### The request
Rewrite every row from the line containing "svg-text:2.0: 2.0 xyxy=(863,1009,951,1086)" down to the line containing "svg-text:2.0 mm: 2.0", replacing "GHz" with "gigahertz" and changing nothing else.

──────── Material provided

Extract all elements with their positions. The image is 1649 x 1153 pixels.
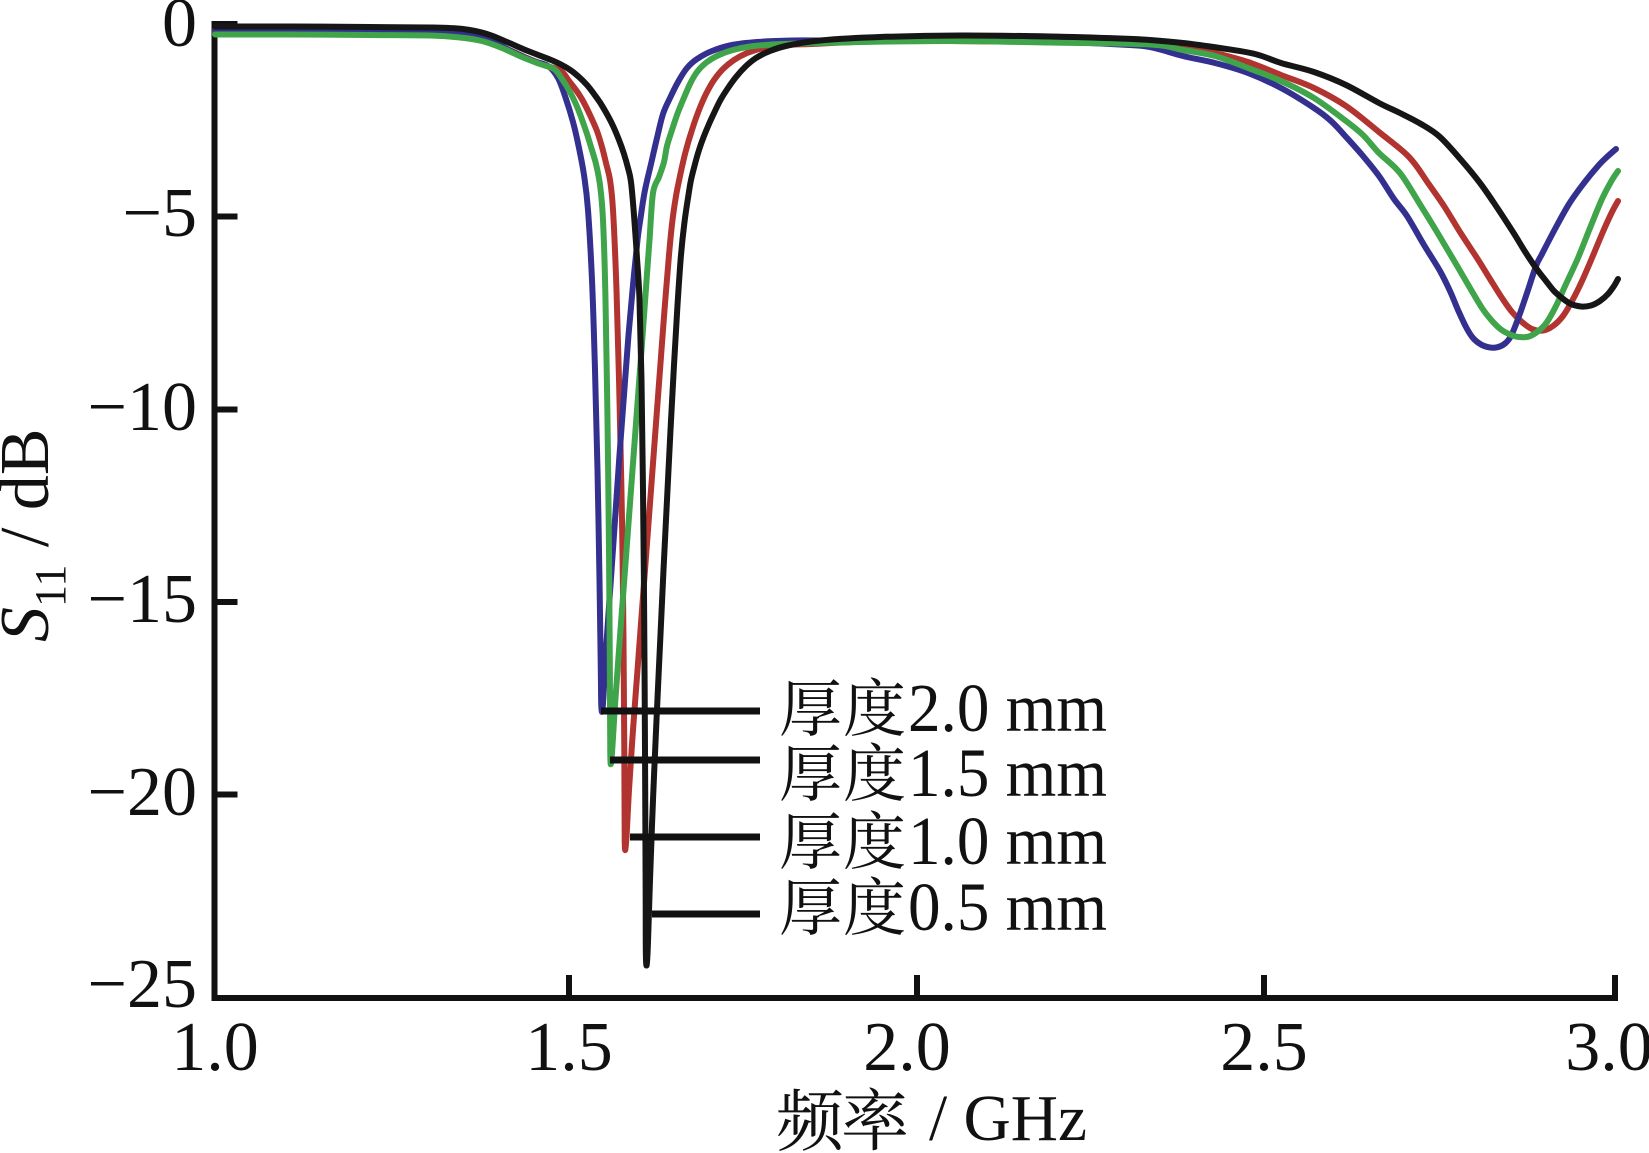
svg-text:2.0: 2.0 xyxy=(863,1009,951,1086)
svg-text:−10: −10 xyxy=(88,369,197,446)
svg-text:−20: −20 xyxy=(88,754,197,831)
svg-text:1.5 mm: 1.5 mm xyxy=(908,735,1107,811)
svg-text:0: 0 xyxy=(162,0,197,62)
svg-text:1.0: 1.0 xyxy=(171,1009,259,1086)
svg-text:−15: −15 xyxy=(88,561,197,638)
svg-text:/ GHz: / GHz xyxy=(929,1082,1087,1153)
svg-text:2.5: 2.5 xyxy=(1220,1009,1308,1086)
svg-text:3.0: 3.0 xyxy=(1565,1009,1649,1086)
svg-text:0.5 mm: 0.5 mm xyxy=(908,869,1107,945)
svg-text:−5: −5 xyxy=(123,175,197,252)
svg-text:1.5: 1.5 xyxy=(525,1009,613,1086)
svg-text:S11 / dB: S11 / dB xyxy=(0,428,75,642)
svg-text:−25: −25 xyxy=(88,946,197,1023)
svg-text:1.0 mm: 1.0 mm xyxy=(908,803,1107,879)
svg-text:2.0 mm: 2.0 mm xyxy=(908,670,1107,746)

────────────────
──────── Material provided

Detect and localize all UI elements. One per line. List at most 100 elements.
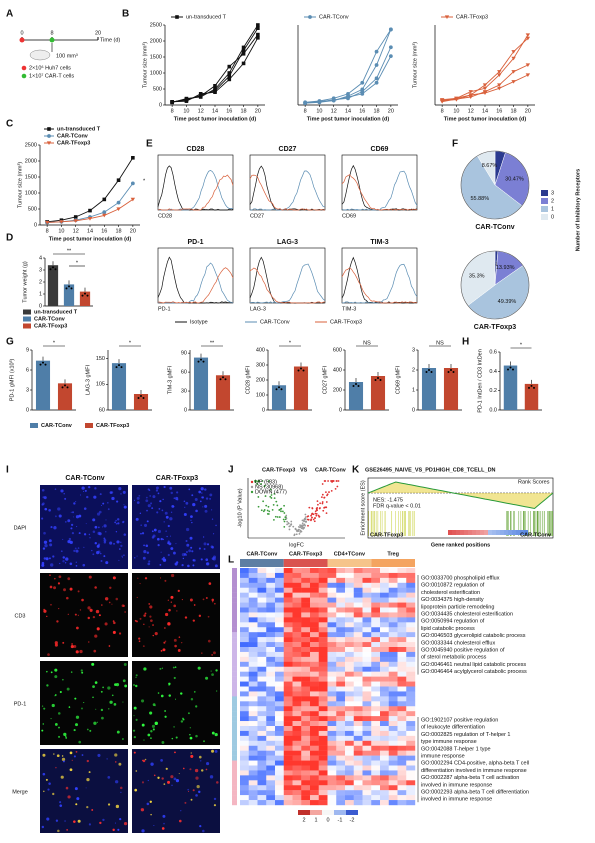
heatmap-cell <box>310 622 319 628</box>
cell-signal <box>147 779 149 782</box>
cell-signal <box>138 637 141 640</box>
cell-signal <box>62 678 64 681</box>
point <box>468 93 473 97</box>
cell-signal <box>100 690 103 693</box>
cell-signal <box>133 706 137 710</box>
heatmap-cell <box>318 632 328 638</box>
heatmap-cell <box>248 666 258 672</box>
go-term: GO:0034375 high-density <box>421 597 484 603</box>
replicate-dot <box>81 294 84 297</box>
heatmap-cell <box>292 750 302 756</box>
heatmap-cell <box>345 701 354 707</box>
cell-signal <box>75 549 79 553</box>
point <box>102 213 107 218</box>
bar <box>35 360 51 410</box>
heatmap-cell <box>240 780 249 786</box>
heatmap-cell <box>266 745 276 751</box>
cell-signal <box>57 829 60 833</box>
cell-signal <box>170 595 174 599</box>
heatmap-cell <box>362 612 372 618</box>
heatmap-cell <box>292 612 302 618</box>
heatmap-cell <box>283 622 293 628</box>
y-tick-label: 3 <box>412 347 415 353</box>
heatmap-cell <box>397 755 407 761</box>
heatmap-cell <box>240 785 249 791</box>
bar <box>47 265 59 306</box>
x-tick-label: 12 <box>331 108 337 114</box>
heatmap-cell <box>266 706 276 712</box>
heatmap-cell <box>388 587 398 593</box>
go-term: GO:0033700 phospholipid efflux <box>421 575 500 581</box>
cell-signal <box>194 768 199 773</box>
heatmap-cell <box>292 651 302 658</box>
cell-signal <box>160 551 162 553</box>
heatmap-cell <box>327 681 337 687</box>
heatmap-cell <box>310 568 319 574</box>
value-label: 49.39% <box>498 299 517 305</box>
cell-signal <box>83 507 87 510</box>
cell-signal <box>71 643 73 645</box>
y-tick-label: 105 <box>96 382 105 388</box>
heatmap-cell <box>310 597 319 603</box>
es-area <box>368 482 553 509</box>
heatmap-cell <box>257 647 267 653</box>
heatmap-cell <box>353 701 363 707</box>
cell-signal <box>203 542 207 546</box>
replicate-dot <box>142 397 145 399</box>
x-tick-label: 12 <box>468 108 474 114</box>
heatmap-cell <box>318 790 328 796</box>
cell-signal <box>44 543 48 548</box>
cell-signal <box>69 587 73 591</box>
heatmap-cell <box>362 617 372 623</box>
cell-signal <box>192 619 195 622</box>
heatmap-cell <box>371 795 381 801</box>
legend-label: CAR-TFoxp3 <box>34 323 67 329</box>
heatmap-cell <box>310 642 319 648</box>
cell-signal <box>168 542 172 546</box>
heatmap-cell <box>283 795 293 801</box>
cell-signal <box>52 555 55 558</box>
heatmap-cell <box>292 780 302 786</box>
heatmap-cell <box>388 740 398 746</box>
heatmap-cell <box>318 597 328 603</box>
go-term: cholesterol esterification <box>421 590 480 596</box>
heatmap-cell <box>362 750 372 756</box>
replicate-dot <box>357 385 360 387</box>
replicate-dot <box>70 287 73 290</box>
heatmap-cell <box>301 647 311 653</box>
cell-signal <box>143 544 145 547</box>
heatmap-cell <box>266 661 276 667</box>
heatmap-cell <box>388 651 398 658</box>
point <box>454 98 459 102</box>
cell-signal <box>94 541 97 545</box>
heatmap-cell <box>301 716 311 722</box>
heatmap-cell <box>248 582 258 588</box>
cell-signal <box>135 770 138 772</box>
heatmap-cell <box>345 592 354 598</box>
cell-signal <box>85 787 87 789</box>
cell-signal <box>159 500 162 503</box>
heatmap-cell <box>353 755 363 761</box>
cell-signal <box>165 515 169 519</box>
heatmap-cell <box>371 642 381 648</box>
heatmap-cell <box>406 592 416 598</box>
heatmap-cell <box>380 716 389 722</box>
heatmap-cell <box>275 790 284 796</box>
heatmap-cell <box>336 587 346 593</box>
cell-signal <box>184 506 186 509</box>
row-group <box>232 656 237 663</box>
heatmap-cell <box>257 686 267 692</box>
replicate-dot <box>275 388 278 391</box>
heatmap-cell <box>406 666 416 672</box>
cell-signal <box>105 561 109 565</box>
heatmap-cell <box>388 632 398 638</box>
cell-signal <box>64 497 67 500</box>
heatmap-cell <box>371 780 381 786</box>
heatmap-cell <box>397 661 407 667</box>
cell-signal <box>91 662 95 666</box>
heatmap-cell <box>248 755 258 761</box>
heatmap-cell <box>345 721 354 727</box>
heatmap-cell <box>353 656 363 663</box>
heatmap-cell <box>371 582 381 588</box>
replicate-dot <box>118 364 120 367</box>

────────────────

### Reply
svg-text:2.0: 2.0 xyxy=(863,1009,951,1086)
svg-text:−10: −10 xyxy=(88,369,197,446)
svg-text:−20: −20 xyxy=(88,754,197,831)
svg-text:1.5 mm: 1.5 mm xyxy=(908,735,1107,811)
svg-text:0: 0 xyxy=(162,0,197,62)
svg-text:1.0: 1.0 xyxy=(171,1009,259,1086)
svg-text:−15: −15 xyxy=(88,561,197,638)
svg-text:/ gigahertz: / gigahertz xyxy=(929,1082,1087,1153)
svg-text:2.5: 2.5 xyxy=(1220,1009,1308,1086)
svg-text:3.0: 3.0 xyxy=(1565,1009,1649,1086)
svg-text:0.5 mm: 0.5 mm xyxy=(908,869,1107,945)
svg-text:−5: −5 xyxy=(123,175,197,252)
svg-text:1.5: 1.5 xyxy=(525,1009,613,1086)
svg-text:S11 / dB: S11 / dB xyxy=(0,428,75,642)
svg-text:−25: −25 xyxy=(88,946,197,1023)
svg-text:1.0 mm: 1.0 mm xyxy=(908,803,1107,879)
svg-text:2.0 mm: 2.0 mm xyxy=(908,670,1107,746)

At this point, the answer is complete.